Problem description >> Write out each line exactly as given. Leave the pictures out of your copy.
________________________
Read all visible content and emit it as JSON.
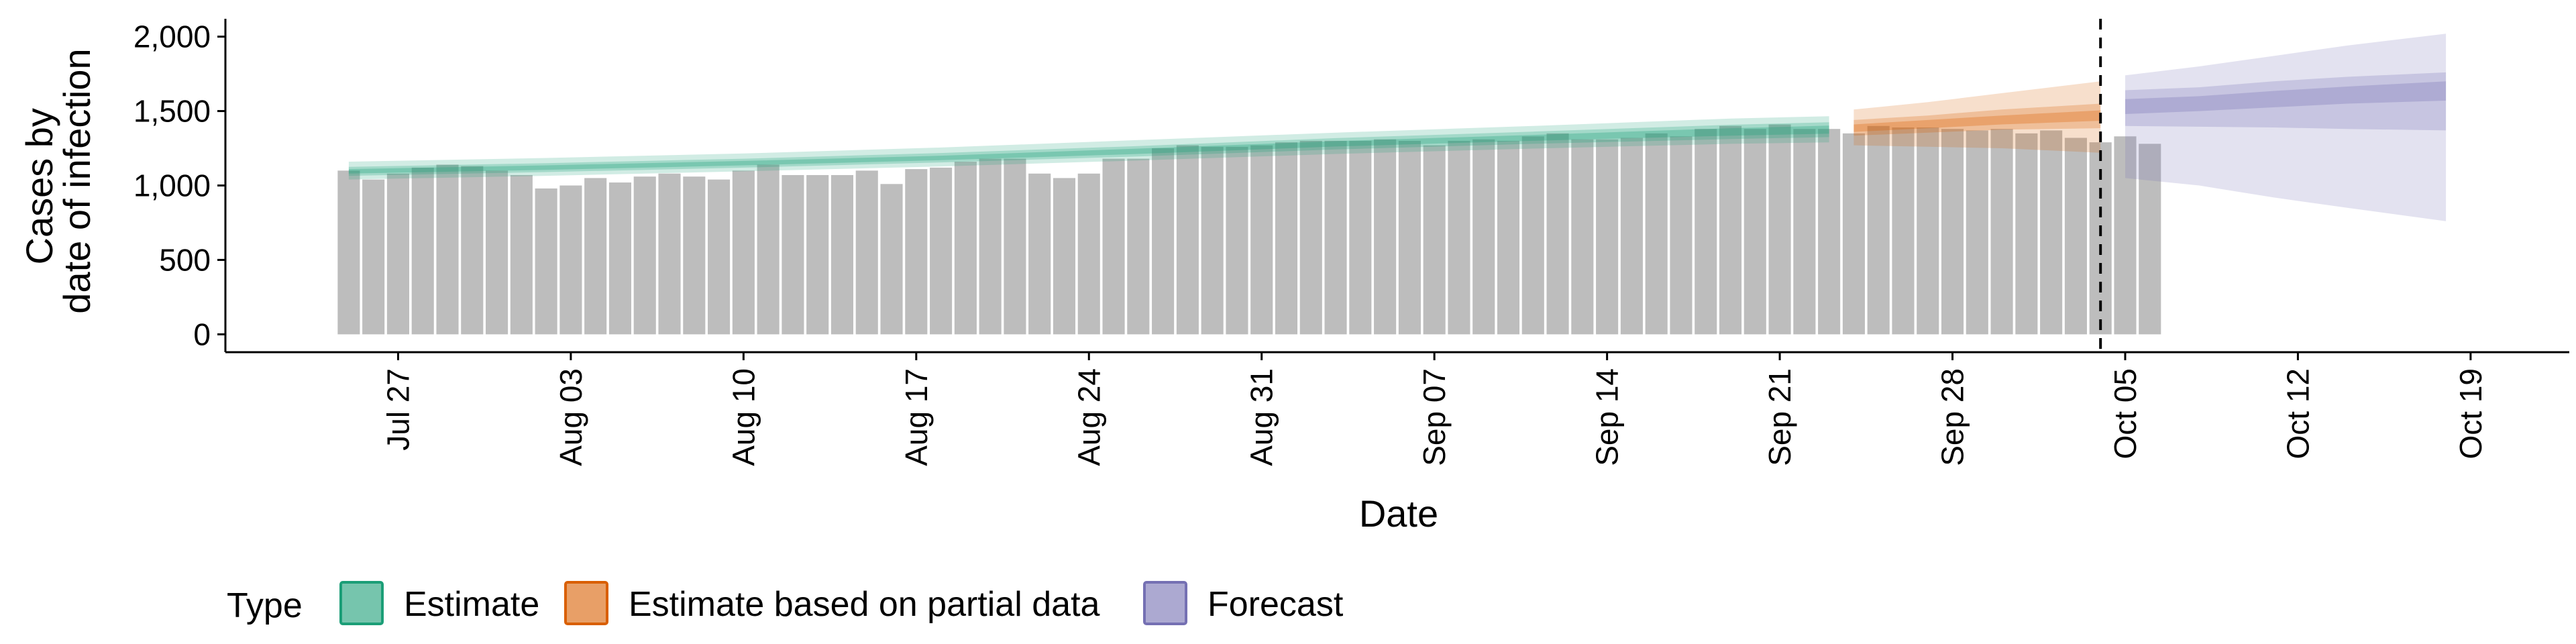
{
  "chart_data": {
    "type": "bar",
    "title": "",
    "xlabel": "Date",
    "ylabel_lines": [
      "Cases by",
      "date of infection"
    ],
    "ylim": [
      -120,
      2120
    ],
    "y_ticks": [
      0,
      500,
      1000,
      1500,
      2000
    ],
    "y_tick_labels": [
      "0",
      "500",
      "1,000",
      "1,500",
      "2,000"
    ],
    "x_range_start": "2020-07-20",
    "x_range_end": "2020-10-23",
    "x_ticks": [
      "2020-07-27",
      "2020-08-03",
      "2020-08-10",
      "2020-08-17",
      "2020-08-24",
      "2020-08-31",
      "2020-09-07",
      "2020-09-14",
      "2020-09-21",
      "2020-09-28",
      "2020-10-05",
      "2020-10-12",
      "2020-10-19"
    ],
    "x_tick_labels": [
      "Jul 27",
      "Aug 03",
      "Aug 10",
      "Aug 17",
      "Aug 24",
      "Aug 31",
      "Sep 07",
      "Sep 14",
      "Sep 21",
      "Sep 28",
      "Oct 05",
      "Oct 12",
      "Oct 19"
    ],
    "vline_date": "2020-10-04",
    "grid": false,
    "bars": {
      "start_date": "2020-07-25",
      "values": [
        1100,
        1040,
        1080,
        1120,
        1140,
        1130,
        1100,
        1070,
        980,
        1000,
        1050,
        1020,
        1060,
        1080,
        1060,
        1040,
        1100,
        1140,
        1070,
        1070,
        1070,
        1100,
        1010,
        1110,
        1120,
        1160,
        1180,
        1180,
        1080,
        1050,
        1080,
        1180,
        1180,
        1250,
        1270,
        1260,
        1260,
        1270,
        1290,
        1300,
        1300,
        1300,
        1310,
        1300,
        1270,
        1300,
        1310,
        1300,
        1330,
        1350,
        1310,
        1310,
        1320,
        1350,
        1330,
        1380,
        1400,
        1380,
        1410,
        1380,
        1380,
        1350,
        1400,
        1390,
        1390,
        1380,
        1370,
        1380,
        1350,
        1370,
        1320,
        1290,
        1330,
        1280
      ]
    },
    "series": [
      {
        "name": "Estimate",
        "color": "#1b9e77",
        "dates": [
          "2020-07-25",
          "2020-08-02",
          "2020-08-10",
          "2020-08-18",
          "2020-08-26",
          "2020-09-03",
          "2020-09-11",
          "2020-09-19",
          "2020-09-23"
        ],
        "median": [
          1095,
          1120,
          1150,
          1185,
          1230,
          1280,
          1320,
          1360,
          1375
        ],
        "lower_20": [
          1080,
          1105,
          1135,
          1170,
          1212,
          1262,
          1300,
          1335,
          1348
        ],
        "upper_20": [
          1110,
          1135,
          1165,
          1200,
          1248,
          1298,
          1340,
          1385,
          1402
        ],
        "lower_50": [
          1065,
          1090,
          1120,
          1155,
          1195,
          1242,
          1280,
          1312,
          1325
        ],
        "upper_50": [
          1125,
          1150,
          1180,
          1218,
          1265,
          1318,
          1362,
          1408,
          1425
        ],
        "lower_90": [
          1040,
          1065,
          1095,
          1128,
          1168,
          1212,
          1248,
          1280,
          1290
        ],
        "upper_90": [
          1160,
          1185,
          1215,
          1255,
          1305,
          1355,
          1400,
          1450,
          1465
        ]
      },
      {
        "name": "Estimate based on partial data",
        "color": "#d95f02",
        "dates": [
          "2020-09-24",
          "2020-09-27",
          "2020-09-30",
          "2020-10-04"
        ],
        "median": [
          1385,
          1410,
          1440,
          1470
        ],
        "lower_20": [
          1360,
          1385,
          1410,
          1435
        ],
        "upper_20": [
          1410,
          1440,
          1470,
          1505
        ],
        "lower_50": [
          1335,
          1355,
          1375,
          1385
        ],
        "upper_50": [
          1440,
          1470,
          1510,
          1550
        ],
        "lower_90": [
          1270,
          1260,
          1250,
          1220
        ],
        "upper_90": [
          1510,
          1560,
          1620,
          1700
        ]
      },
      {
        "name": "Forecast",
        "color": "#7570b3",
        "dates": [
          "2020-10-05",
          "2020-10-08",
          "2020-10-11",
          "2020-10-14",
          "2020-10-18"
        ],
        "median": [
          1530,
          1550,
          1580,
          1610,
          1640
        ],
        "lower_20": [
          1480,
          1500,
          1525,
          1550,
          1570
        ],
        "upper_20": [
          1580,
          1600,
          1635,
          1665,
          1700
        ],
        "lower_50": [
          1400,
          1395,
          1390,
          1380,
          1370
        ],
        "upper_50": [
          1640,
          1660,
          1700,
          1730,
          1760
        ],
        "lower_90": [
          1050,
          1000,
          920,
          850,
          760
        ],
        "upper_90": [
          1740,
          1800,
          1870,
          1940,
          2020
        ]
      }
    ],
    "legend": {
      "title": "Type",
      "position": "bottom-left",
      "items": [
        {
          "label": "Estimate",
          "color": "#1b9e77"
        },
        {
          "label": "Estimate based on partial data",
          "color": "#d95f02"
        },
        {
          "label": "Forecast",
          "color": "#7570b3"
        }
      ]
    },
    "bar_color": "#bdbdbd"
  }
}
________________________
Task response >>
Read all visible content and emit it as JSON.
{
  "chart_data": {
    "type": "bar",
    "title": "",
    "xlabel": "Date",
    "ylabel_lines": [
      "Cases by",
      "date of infection"
    ],
    "ylim": [
      -120,
      2120
    ],
    "y_ticks": [
      0,
      500,
      1000,
      1500,
      2000
    ],
    "y_tick_labels": [
      "0",
      "500",
      "1,000",
      "1,500",
      "2,000"
    ],
    "x_range_start": "2020-07-20",
    "x_range_end": "2020-10-23",
    "x_ticks": [
      "2020-07-27",
      "2020-08-03",
      "2020-08-10",
      "2020-08-17",
      "2020-08-24",
      "2020-08-31",
      "2020-09-07",
      "2020-09-14",
      "2020-09-21",
      "2020-09-28",
      "2020-10-05",
      "2020-10-12",
      "2020-10-19"
    ],
    "x_tick_labels": [
      "Jul 27",
      "Aug 03",
      "Aug 10",
      "Aug 17",
      "Aug 24",
      "Aug 31",
      "Sep 07",
      "Sep 14",
      "Sep 21",
      "Sep 28",
      "Oct 05",
      "Oct 12",
      "Oct 19"
    ],
    "vline_date": "2020-10-04",
    "grid": false,
    "bars": {
      "start_date": "2020-07-25",
      "values": [
        1100,
        1040,
        1080,
        1120,
        1140,
        1130,
        1100,
        1070,
        980,
        1000,
        1050,
        1020,
        1060,
        1080,
        1060,
        1040,
        1100,
        1140,
        1070,
        1070,
        1070,
        1100,
        1010,
        1110,
        1120,
        1160,
        1180,
        1180,
        1080,
        1050,
        1080,
        1180,
        1180,
        1250,
        1270,
        1260,
        1260,
        1270,
        1290,
        1300,
        1300,
        1300,
        1310,
        1300,
        1270,
        1300,
        1310,
        1300,
        1330,
        1350,
        1310,
        1310,
        1320,
        1350,
        1330,
        1380,
        1400,
        1380,
        1410,
        1380,
        1380,
        1350,
        1400,
        1390,
        1390,
        1380,
        1370,
        1380,
        1350,
        1370,
        1320,
        1290,
        1330,
        1280
      ]
    },
    "series": [
      {
        "name": "Estimate",
        "color": "#1b9e77",
        "dates": [
          "2020-07-25",
          "2020-08-02",
          "2020-08-10",
          "2020-08-18",
          "2020-08-26",
          "2020-09-03",
          "2020-09-11",
          "2020-09-19",
          "2020-09-23"
        ],
        "median": [
          1095,
          1120,
          1150,
          1185,
          1230,
          1280,
          1320,
          1360,
          1375
        ],
        "lower_20": [
          1080,
          1105,
          1135,
          1170,
          1212,
          1262,
          1300,
          1335,
          1348
        ],
        "upper_20": [
          1110,
          1135,
          1165,
          1200,
          1248,
          1298,
          1340,
          1385,
          1402
        ],
        "lower_50": [
          1065,
          1090,
          1120,
          1155,
          1195,
          1242,
          1280,
          1312,
          1325
        ],
        "upper_50": [
          1125,
          1150,
          1180,
          1218,
          1265,
          1318,
          1362,
          1408,
          1425
        ],
        "lower_90": [
          1040,
          1065,
          1095,
          1128,
          1168,
          1212,
          1248,
          1280,
          1290
        ],
        "upper_90": [
          1160,
          1185,
          1215,
          1255,
          1305,
          1355,
          1400,
          1450,
          1465
        ]
      },
      {
        "name": "Estimate based on partial data",
        "color": "#d95f02",
        "dates": [
          "2020-09-24",
          "2020-09-27",
          "2020-09-30",
          "2020-10-04"
        ],
        "median": [
          1385,
          1410,
          1440,
          1470
        ],
        "lower_20": [
          1360,
          1385,
          1410,
          1435
        ],
        "upper_20": [
          1410,
          1440,
          1470,
          1505
        ],
        "lower_50": [
          1335,
          1355,
          1375,
          1385
        ],
        "upper_50": [
          1440,
          1470,
          1510,
          1550
        ],
        "lower_90": [
          1270,
          1260,
          1250,
          1220
        ],
        "upper_90": [
          1510,
          1560,
          1620,
          1700
        ]
      },
      {
        "name": "Forecast",
        "color": "#7570b3",
        "dates": [
          "2020-10-05",
          "2020-10-08",
          "2020-10-11",
          "2020-10-14",
          "2020-10-18"
        ],
        "median": [
          1530,
          1550,
          1580,
          1610,
          1640
        ],
        "lower_20": [
          1480,
          1500,
          1525,
          1550,
          1570
        ],
        "upper_20": [
          1580,
          1600,
          1635,
          1665,
          1700
        ],
        "lower_50": [
          1400,
          1395,
          1390,
          1380,
          1370
        ],
        "upper_50": [
          1640,
          1660,
          1700,
          1730,
          1760
        ],
        "lower_90": [
          1050,
          1000,
          920,
          850,
          760
        ],
        "upper_90": [
          1740,
          1800,
          1870,
          1940,
          2020
        ]
      }
    ],
    "legend": {
      "title": "Type",
      "position": "bottom-left",
      "items": [
        {
          "label": "Estimate",
          "color": "#1b9e77"
        },
        {
          "label": "Estimate based on partial data",
          "color": "#d95f02"
        },
        {
          "label": "Forecast",
          "color": "#7570b3"
        }
      ]
    },
    "bar_color": "#bdbdbd"
  }
}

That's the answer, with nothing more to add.